(Entries from a dataset)
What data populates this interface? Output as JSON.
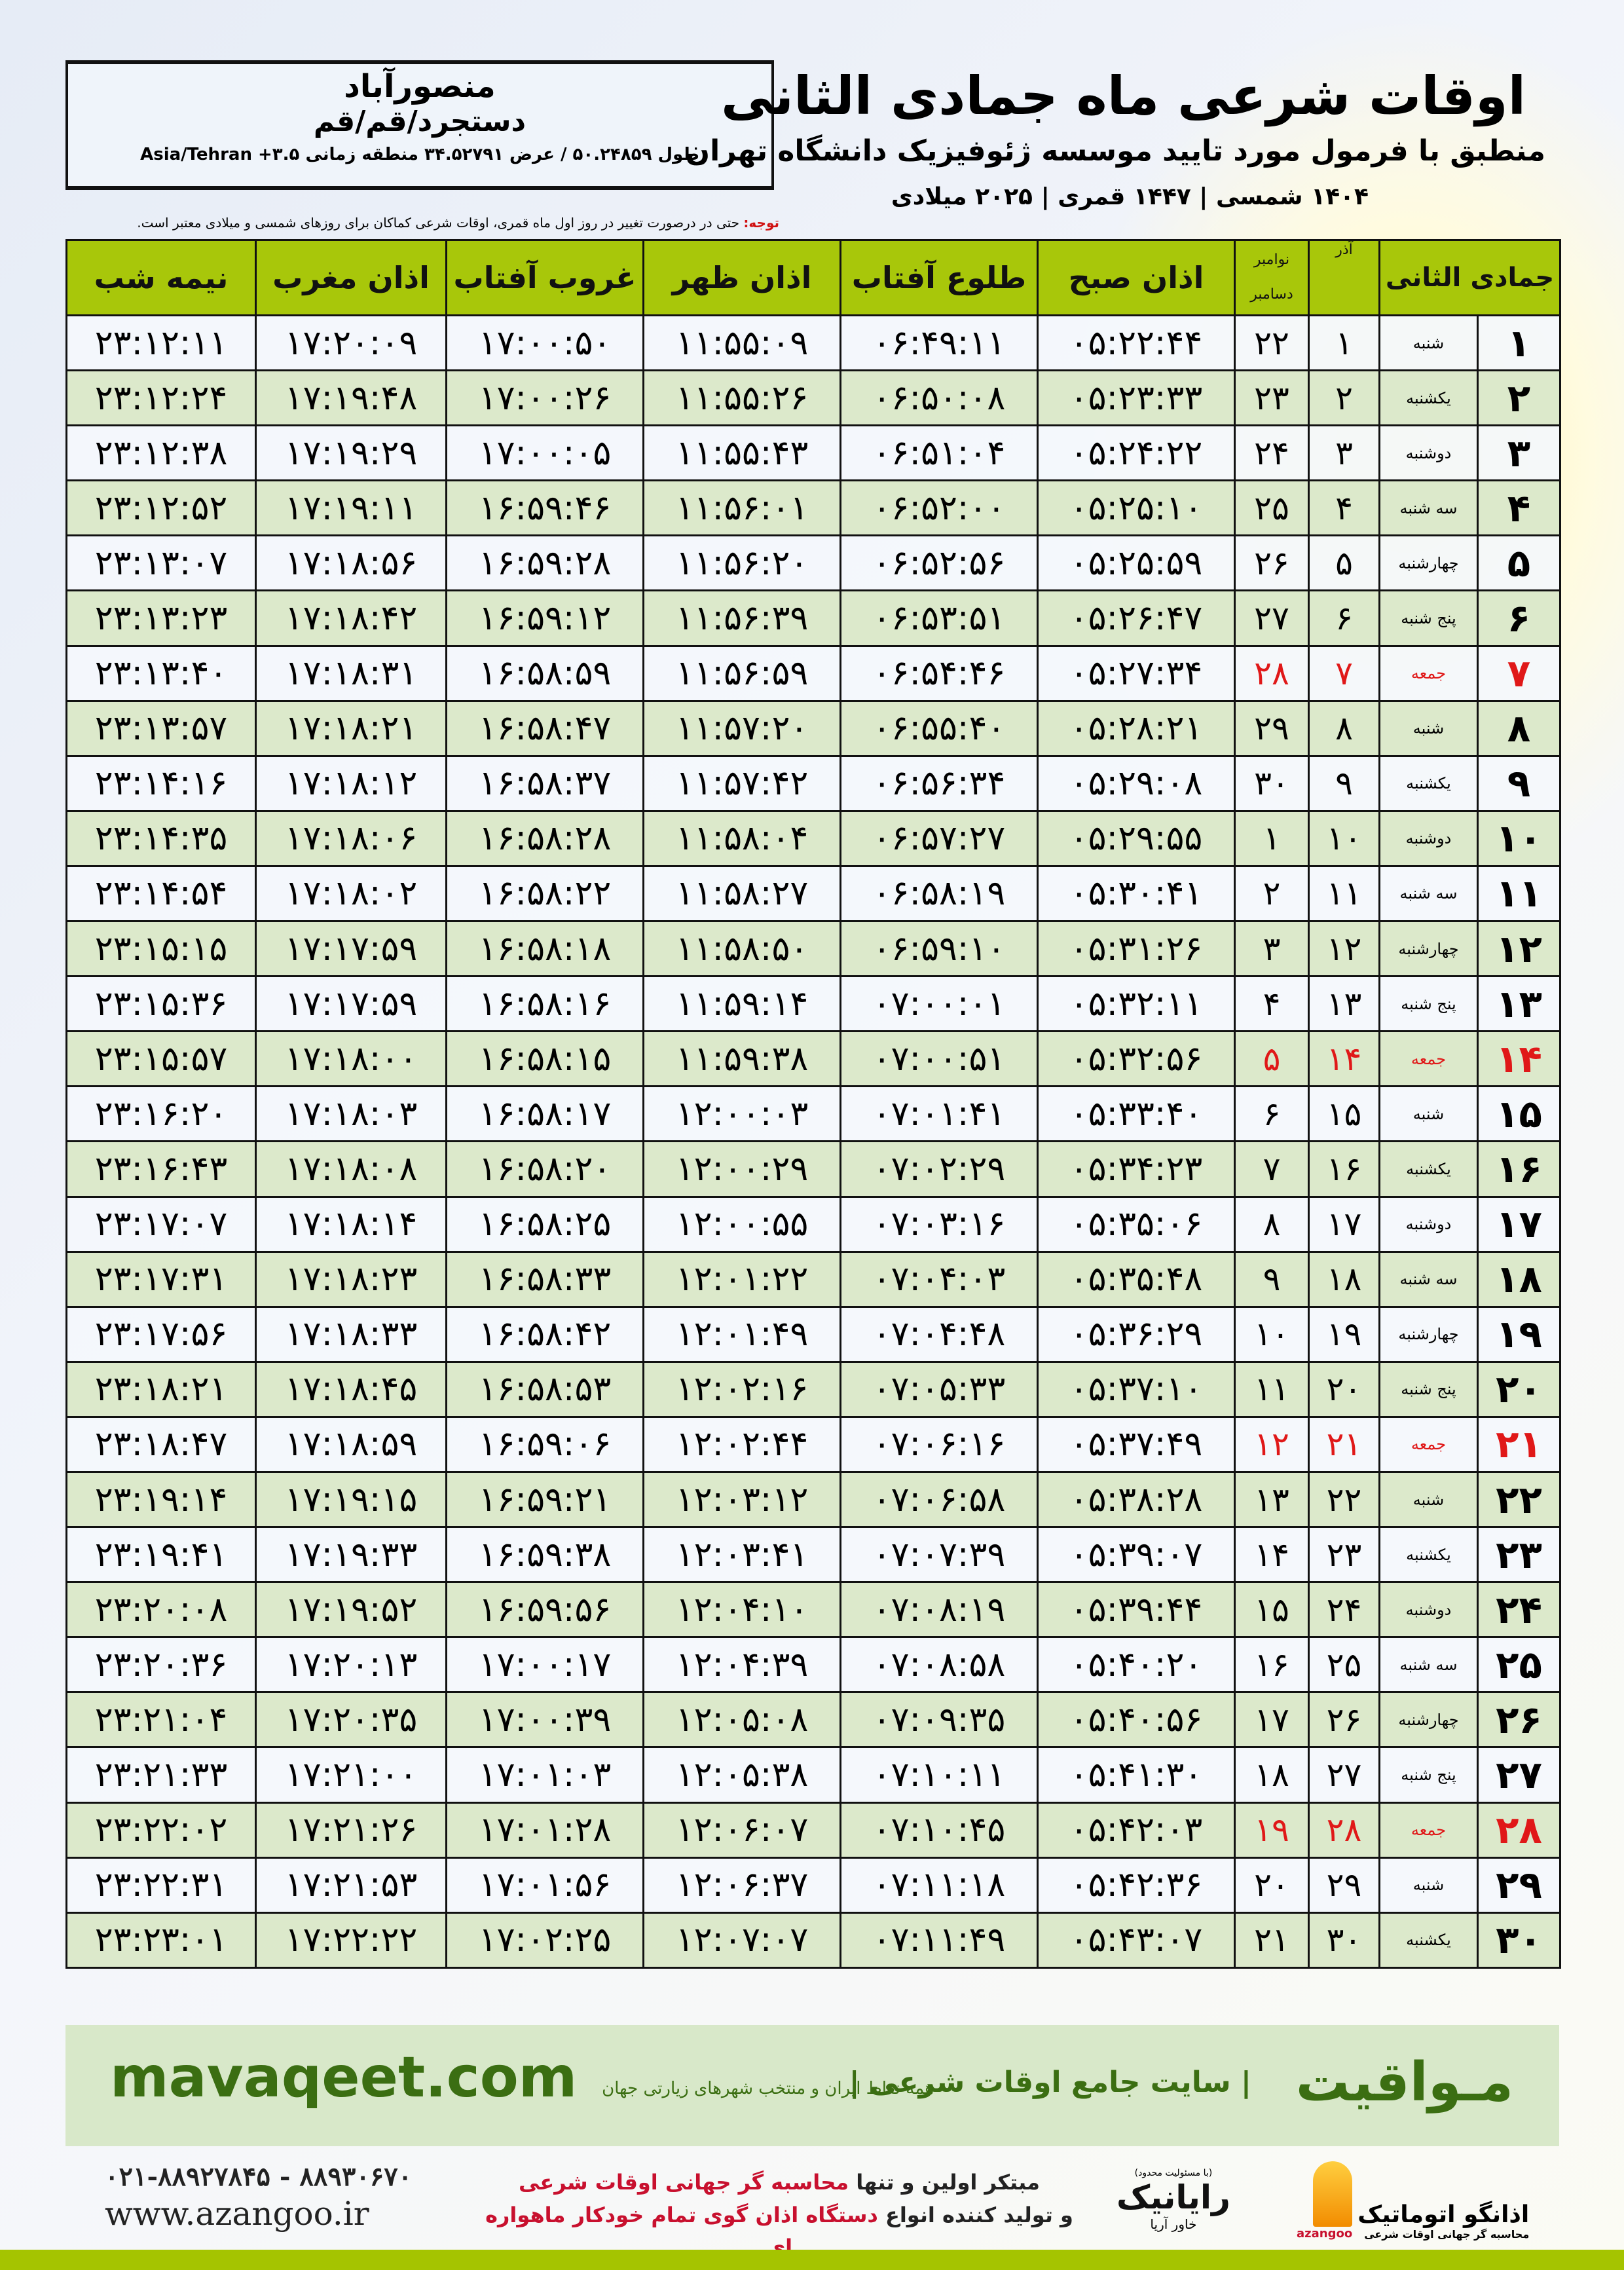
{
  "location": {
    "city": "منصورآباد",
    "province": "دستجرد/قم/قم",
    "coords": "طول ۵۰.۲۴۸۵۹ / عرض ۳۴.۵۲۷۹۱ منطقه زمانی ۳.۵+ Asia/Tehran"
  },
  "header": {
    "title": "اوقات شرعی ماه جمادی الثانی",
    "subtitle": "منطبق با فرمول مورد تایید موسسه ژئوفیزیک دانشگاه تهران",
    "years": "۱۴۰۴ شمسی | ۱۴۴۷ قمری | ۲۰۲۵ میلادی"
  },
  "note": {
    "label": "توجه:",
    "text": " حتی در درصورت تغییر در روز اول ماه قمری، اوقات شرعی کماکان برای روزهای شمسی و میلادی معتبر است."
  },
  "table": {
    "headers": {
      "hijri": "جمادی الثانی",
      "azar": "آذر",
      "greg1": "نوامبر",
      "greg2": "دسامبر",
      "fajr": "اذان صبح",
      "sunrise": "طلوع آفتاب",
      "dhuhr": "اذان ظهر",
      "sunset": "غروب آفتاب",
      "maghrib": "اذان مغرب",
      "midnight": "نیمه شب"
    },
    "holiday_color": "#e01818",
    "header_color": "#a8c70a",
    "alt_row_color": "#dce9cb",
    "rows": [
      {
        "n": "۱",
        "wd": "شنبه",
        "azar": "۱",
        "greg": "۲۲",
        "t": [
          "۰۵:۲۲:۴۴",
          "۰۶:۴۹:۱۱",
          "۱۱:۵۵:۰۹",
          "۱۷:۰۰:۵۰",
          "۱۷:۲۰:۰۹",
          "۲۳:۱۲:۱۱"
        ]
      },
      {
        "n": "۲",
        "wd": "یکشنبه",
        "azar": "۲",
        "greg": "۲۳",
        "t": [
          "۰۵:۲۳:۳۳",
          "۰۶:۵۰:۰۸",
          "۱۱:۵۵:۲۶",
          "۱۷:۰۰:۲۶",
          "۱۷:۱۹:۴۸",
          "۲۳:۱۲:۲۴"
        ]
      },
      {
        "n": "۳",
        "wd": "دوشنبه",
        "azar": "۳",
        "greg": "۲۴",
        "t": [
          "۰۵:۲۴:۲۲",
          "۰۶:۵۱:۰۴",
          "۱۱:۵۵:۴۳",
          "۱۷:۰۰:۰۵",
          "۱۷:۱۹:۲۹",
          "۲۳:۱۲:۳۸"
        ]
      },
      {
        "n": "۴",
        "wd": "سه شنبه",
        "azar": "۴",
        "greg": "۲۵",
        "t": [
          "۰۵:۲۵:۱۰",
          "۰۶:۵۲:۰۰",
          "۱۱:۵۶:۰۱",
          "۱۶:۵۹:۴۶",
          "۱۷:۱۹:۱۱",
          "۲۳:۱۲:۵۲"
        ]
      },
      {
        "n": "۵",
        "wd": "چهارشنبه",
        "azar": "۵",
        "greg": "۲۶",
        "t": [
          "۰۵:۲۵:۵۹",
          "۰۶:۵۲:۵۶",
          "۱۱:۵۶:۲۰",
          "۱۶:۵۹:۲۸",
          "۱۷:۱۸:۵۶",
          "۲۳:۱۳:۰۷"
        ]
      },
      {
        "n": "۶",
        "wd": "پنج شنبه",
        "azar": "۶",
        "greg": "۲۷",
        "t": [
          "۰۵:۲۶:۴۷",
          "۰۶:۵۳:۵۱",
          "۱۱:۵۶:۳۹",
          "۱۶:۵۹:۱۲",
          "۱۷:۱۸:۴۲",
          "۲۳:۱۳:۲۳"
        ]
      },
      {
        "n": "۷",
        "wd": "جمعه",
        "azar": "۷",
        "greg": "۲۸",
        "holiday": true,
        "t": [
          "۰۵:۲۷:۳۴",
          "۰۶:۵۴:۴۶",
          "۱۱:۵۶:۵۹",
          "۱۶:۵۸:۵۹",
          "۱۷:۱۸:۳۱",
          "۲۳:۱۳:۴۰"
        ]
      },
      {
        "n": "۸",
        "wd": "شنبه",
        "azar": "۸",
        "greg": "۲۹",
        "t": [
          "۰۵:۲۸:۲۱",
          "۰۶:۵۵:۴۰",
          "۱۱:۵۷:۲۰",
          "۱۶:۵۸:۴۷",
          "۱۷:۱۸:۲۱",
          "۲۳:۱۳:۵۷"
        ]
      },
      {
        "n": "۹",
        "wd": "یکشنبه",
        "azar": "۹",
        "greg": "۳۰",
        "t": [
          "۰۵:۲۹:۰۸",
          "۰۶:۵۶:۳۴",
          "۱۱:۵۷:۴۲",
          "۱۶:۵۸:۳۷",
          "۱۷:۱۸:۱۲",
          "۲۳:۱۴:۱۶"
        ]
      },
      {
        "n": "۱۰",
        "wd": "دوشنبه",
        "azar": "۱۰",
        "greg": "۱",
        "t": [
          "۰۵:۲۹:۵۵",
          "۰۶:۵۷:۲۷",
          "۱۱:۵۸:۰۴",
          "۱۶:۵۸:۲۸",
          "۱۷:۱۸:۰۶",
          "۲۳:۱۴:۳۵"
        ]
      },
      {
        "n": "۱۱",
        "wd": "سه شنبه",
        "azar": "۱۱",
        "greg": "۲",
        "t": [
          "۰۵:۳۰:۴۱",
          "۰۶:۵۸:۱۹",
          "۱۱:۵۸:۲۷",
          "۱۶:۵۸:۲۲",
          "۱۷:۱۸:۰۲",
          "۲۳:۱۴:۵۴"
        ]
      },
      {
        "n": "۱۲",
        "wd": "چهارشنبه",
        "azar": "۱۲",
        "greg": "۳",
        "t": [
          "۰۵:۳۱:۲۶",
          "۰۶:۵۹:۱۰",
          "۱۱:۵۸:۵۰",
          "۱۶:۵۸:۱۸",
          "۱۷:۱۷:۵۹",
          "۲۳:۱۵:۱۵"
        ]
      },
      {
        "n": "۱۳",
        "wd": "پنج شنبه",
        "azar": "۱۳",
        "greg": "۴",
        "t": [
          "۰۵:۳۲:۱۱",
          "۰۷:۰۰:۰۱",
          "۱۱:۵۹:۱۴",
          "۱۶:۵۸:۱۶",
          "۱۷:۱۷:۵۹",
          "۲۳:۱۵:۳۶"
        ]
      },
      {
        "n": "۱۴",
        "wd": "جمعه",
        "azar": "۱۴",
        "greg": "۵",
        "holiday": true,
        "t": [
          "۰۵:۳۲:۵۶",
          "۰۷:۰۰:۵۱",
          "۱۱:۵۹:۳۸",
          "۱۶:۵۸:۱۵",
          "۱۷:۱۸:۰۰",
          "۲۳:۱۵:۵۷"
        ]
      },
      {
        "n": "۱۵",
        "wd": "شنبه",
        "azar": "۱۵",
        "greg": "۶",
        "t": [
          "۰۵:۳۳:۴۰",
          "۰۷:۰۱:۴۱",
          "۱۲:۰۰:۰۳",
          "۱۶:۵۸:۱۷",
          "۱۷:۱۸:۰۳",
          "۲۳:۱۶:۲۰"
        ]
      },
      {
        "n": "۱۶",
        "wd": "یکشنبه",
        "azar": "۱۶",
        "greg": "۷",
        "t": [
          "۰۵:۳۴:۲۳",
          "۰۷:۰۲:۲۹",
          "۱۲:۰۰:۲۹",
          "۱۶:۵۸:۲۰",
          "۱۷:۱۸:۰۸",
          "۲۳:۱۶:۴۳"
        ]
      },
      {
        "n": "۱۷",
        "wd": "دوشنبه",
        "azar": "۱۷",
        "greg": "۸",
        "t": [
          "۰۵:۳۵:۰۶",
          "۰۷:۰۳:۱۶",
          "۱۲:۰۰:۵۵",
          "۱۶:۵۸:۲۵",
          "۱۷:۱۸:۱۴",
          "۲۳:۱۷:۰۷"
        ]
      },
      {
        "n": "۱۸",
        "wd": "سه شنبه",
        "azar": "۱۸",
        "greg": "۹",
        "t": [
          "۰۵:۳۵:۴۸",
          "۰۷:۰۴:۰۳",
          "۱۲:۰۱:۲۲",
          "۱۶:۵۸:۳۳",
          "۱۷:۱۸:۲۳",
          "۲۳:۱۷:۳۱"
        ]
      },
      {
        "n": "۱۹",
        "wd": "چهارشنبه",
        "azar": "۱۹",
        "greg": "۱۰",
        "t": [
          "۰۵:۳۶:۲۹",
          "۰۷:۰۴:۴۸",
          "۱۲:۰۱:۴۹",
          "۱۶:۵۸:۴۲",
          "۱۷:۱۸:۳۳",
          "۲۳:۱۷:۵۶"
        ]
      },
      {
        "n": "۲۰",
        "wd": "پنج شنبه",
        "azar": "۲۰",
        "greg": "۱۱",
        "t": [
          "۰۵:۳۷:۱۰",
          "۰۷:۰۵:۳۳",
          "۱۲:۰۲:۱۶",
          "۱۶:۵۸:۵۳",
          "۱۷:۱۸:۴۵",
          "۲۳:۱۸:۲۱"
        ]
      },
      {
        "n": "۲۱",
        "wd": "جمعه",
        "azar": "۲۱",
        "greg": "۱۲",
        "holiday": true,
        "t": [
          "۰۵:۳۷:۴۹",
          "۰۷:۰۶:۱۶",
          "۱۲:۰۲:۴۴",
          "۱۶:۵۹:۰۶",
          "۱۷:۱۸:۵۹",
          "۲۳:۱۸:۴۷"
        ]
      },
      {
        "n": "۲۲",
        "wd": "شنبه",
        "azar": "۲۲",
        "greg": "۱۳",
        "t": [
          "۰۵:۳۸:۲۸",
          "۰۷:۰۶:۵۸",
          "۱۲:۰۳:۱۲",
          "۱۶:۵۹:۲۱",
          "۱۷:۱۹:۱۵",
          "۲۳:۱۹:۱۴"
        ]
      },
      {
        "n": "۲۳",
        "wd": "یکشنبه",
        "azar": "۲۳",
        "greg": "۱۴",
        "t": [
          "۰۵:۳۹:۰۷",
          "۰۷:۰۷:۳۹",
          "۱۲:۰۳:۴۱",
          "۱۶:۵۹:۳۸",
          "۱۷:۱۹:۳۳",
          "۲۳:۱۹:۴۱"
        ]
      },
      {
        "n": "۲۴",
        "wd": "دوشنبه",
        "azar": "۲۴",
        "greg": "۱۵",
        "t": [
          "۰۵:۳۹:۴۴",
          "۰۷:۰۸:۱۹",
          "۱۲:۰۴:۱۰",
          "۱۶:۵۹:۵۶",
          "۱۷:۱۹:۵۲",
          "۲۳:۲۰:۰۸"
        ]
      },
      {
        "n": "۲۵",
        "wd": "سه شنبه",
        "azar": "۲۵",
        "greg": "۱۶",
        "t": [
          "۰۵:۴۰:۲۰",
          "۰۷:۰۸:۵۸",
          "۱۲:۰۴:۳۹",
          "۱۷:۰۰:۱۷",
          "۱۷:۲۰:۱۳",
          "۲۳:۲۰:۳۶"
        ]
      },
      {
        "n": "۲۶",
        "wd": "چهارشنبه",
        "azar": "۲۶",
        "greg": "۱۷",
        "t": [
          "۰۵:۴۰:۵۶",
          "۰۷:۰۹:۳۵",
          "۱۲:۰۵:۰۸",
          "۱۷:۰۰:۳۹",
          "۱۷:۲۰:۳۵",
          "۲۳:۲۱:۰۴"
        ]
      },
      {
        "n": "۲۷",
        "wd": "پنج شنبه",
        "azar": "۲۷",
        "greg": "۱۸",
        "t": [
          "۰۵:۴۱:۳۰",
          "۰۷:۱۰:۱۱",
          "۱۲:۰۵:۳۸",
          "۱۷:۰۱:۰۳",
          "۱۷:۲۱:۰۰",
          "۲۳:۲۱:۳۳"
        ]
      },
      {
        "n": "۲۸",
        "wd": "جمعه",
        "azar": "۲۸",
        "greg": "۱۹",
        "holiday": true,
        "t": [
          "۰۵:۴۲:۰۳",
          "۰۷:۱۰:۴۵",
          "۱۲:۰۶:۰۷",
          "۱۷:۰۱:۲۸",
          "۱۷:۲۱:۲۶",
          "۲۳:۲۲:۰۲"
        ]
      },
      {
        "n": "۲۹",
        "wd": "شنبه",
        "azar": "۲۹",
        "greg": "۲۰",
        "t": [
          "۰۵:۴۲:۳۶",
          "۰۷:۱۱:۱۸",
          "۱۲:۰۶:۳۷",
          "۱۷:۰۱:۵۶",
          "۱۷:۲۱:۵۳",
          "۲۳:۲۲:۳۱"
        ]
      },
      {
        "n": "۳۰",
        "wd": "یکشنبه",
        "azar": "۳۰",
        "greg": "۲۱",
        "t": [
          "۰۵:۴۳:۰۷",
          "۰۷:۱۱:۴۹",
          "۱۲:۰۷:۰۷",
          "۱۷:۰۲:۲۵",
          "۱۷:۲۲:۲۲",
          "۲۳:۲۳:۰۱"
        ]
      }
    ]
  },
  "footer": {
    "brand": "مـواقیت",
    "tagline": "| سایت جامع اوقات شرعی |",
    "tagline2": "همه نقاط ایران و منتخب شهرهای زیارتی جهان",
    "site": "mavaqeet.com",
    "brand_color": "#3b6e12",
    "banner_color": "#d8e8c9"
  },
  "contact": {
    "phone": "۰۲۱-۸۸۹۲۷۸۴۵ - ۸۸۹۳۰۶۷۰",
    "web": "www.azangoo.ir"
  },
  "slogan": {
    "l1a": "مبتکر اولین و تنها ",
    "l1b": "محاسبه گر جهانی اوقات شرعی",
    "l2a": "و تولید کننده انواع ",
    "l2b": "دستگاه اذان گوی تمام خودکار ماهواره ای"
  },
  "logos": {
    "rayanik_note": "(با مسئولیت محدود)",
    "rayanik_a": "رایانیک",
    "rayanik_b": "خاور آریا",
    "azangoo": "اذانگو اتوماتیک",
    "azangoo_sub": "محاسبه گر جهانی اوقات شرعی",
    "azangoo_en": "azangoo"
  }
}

Objective. List the lines that contain the word "میلادی".

Result of this exercise.
    "years": "۱۴۰۴ شمسی | ۱۴۴۷ قمری | ۲۰۲۵ میلادی"
    "text": " حتی در درصورت تغییر در روز اول ماه قمری، اوقات شرعی کماکان برای روزهای شمسی و میلادی معتبر است."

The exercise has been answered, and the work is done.